SET PROBLEM: Every entry below must appear again, exactly as written.

════

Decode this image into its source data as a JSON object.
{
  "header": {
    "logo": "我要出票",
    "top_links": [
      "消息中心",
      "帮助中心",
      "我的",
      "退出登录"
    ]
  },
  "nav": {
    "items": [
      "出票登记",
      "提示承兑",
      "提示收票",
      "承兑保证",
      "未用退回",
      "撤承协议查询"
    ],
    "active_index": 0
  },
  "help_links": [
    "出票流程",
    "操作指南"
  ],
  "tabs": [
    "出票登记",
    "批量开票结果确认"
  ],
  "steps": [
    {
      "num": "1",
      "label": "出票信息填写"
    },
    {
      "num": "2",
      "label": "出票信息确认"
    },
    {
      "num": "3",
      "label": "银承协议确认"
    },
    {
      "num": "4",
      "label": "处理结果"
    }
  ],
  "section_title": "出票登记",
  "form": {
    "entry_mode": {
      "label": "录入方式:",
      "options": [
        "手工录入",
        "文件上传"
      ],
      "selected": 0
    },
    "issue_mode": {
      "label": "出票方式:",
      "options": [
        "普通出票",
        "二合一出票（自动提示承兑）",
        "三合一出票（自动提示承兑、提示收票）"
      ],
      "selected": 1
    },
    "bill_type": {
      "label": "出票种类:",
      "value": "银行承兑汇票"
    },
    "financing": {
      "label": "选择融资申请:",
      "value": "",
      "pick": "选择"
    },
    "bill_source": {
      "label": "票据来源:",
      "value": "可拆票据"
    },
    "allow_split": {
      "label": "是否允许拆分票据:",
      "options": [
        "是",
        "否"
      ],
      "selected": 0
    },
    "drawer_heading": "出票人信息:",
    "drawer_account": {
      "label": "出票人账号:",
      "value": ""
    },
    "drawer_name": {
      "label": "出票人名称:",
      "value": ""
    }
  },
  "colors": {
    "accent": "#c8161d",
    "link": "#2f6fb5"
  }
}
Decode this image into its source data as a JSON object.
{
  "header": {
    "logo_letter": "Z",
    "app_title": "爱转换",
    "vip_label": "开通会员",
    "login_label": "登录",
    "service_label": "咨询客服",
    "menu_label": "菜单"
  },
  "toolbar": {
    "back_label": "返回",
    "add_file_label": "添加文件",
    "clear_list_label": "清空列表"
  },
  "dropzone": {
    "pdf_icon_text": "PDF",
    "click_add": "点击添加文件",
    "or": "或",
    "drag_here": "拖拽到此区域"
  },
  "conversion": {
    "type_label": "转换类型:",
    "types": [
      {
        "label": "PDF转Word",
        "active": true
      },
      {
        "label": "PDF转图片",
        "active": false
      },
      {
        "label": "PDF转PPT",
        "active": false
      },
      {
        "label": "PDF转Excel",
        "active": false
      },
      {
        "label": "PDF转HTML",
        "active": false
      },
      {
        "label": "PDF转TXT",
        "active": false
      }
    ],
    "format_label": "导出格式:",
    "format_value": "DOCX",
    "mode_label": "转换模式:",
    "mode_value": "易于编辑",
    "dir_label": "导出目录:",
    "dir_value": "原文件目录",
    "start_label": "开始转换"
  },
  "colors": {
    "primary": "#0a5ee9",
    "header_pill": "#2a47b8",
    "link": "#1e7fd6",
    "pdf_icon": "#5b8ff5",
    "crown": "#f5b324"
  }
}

════

ANSWER TO THIS TASK:
Decode this image into its source data as a JSON object.
{
  "header": {
    "logo": "我要出票",
    "top_links": [
      "消息中心",
      "帮助中心",
      "我的",
      "退出登录"
    ]
  },
  "nav": {
    "items": [
      "出票登记",
      "提示承兑",
      "提示收票",
      "承兑保证",
      "未用退回",
      "撤承协议查询"
    ],
    "active_index": 0
  },
  "help_links": [
    "出票流程",
    "操作指南"
  ],
  "tabs": [
    "出票登记",
    "批量开票结果确认"
  ],
  "steps": [
    {
      "num": "1",
      "label": "出票信息填写"
    },
    {
      "num": "2",
      "label": "出票信息确认"
    },
    {
      "num": "3",
      "label": "银承协议确认"
    },
    {
      "num": "4",
      "label": "处理结果"
    }
  ],
  "section_title": "出票登记",
  "form": {
    "entry_mode": {
      "label": "录入方式:",
      "options": [
        "手工录入",
        "文件上传"
      ],
      "selected": 0
    },
    "issue_mode": {
      "label": "出票方式:",
      "options": [
        "普通出票",
        "二合一出票（自动提示承兑）",
        "三合一出票（自动提示承兑、提示收票）"
      ],
      "selected": 1
    },
    "bill_type": {
      "label": "出票种类:",
      "value": "银行承兑汇票"
    },
    "financing": {
      "label": "选择融资申请:",
      "value": "",
      "pick": "选择"
    },
    "bill_source": {
      "label": "票据来源:",
      "value": "可拆票据"
    },
    "allow_split": {
      "label": "是否允许拆分票据:",
      "options": [
        "是",
        "否"
      ],
      "selected": 0
    },
    "drawer_heading": "出票人信息:",
    "drawer_account": {
      "label": "出票人账号:",
      "value": ""
    },
    "drawer_name": {
      "label": "出票人名称:",
      "value": ""
    }
  },
  "colors": {
    "accent": "#c8161d",
    "link": "#2f6fb5"
  }
}
Decode this image into its source data as a JSON object.
{
  "header": {
    "logo_letter": "Z",
    "app_title": "爱转换",
    "vip_label": "开通会员",
    "login_label": "登录",
    "service_label": "咨询客服",
    "menu_label": "菜单"
  },
  "toolbar": {
    "back_label": "返回",
    "add_file_label": "添加文件",
    "clear_list_label": "清空列表"
  },
  "dropzone": {
    "pdf_icon_text": "PDF",
    "click_add": "点击添加文件",
    "or": "或",
    "drag_here": "拖拽到此区域"
  },
  "conversion": {
    "type_label": "转换类型:",
    "types": [
      {
        "label": "PDF转Word",
        "active": true
      },
      {
        "label": "PDF转图片",
        "active": false
      },
      {
        "label": "PDF转PPT",
        "active": false
      },
      {
        "label": "PDF转Excel",
        "active": false
      },
      {
        "label": "PDF转HTML",
        "active": false
      },
      {
        "label": "PDF转TXT",
        "active": false
      }
    ],
    "format_label": "导出格式:",
    "format_value": "DOCX",
    "mode_label": "转换模式:",
    "mode_value": "易于编辑",
    "dir_label": "导出目录:",
    "dir_value": "原文件目录",
    "start_label": "开始转换"
  },
  "colors": {
    "primary": "#0a5ee9",
    "header_pill": "#2a47b8",
    "link": "#1e7fd6",
    "pdf_icon": "#5b8ff5",
    "crown": "#f5b324"
  }
}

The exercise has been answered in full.